• [Instructions for the task]: Find the line containing "Output the text content of this document.". Reproduce it and every line after it up to the end of the records, exactly as written.

+++ Material +++

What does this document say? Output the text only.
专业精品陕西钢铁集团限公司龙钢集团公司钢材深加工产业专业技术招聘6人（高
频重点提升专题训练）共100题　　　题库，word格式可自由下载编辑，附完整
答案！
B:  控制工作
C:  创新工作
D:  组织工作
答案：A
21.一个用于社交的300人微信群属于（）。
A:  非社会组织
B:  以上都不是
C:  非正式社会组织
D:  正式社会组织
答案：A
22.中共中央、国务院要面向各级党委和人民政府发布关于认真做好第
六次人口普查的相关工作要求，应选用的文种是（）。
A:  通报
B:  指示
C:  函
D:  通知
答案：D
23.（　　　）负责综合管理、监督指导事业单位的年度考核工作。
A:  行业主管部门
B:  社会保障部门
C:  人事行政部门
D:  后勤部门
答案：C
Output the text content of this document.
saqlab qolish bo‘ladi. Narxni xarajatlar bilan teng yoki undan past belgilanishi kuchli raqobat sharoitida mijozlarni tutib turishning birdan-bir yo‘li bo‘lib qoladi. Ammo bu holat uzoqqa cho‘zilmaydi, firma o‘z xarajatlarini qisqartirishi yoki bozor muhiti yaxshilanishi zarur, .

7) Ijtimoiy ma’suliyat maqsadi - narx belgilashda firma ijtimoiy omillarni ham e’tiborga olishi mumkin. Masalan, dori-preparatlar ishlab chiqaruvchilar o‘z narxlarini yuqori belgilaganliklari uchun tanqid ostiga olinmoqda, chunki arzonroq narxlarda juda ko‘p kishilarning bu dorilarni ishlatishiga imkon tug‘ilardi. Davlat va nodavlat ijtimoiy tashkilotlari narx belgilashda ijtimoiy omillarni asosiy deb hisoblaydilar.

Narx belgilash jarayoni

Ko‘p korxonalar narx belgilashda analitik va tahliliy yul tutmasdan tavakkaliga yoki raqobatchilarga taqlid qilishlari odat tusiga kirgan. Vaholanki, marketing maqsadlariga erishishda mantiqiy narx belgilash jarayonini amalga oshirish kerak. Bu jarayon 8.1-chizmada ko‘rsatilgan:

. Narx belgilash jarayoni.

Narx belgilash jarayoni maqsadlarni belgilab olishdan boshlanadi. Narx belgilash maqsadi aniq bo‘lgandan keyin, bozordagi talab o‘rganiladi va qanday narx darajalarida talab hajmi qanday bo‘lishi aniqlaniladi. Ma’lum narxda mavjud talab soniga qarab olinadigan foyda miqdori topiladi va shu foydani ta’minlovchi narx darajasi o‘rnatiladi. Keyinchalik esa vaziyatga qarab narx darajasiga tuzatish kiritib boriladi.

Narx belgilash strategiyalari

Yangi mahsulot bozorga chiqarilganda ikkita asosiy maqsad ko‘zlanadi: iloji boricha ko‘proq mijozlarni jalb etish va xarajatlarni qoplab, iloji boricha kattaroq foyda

+++

• [Answer in full]:
Output the text content of this document.
saqlab qolish bo‘ladi. Narxni xarajatlar bilan teng yoki undan past belgilanishi kuchli raqobat sharoitida mijozlarni tutib turishning birdan-bir yo‘li bo‘lib qoladi. Ammo bu holat uzoqqa cho‘zilmaydi, firma o‘z xarajatlarini qisqartirishi yoki bozor muhiti yaxshilanishi zarur, .

7) Ijtimoiy ma’suliyat maqsadi - narx belgilashda firma ijtimoiy omillarni ham e’tiborga olishi mumkin. Masalan, dori-preparatlar ishlab chiqaruvchilar o‘z narxlarini yuqori belgilaganliklari uchun tanqid ostiga olinmoqda, chunki arzonroq narxlarda juda ko‘p kishilarning bu dorilarni ishlatishiga imkon tug‘ilardi. Davlat va nodavlat ijtimoiy tashkilotlari narx belgilashda ijtimoiy omillarni asosiy deb hisoblaydilar.

Narx belgilash jarayoni

Ko‘p korxonalar narx belgilashda analitik va tahliliy yul tutmasdan tavakkaliga yoki raqobatchilarga taqlid qilishlari odat tusiga kirgan. Vaholanki, marketing maqsadlariga erishishda mantiqiy narx belgilash jarayonini amalga oshirish kerak. Bu jarayon 8.1-chizmada ko‘rsatilgan:

. Narx belgilash jarayoni.

Narx belgilash jarayoni maqsadlarni belgilab olishdan boshlanadi. Narx belgilash maqsadi aniq bo‘lgandan keyin, bozordagi talab o‘rganiladi va qanday narx darajalarida talab hajmi qanday bo‘lishi aniqlaniladi. Ma’lum narxda mavjud talab soniga qarab olinadigan foyda miqdori topiladi va shu foydani ta’minlovchi narx darajasi o‘rnatiladi. Keyinchalik esa vaziyatga qarab narx darajasiga tuzatish kiritib boriladi.

Narx belgilash strategiyalari

Yangi mahsulot bozorga chiqarilganda ikkita asosiy maqsad ko‘zlanadi: iloji boricha ko‘proq mijozlarni jalb etish va xarajatlarni qoplab, iloji boricha kattaroq foyda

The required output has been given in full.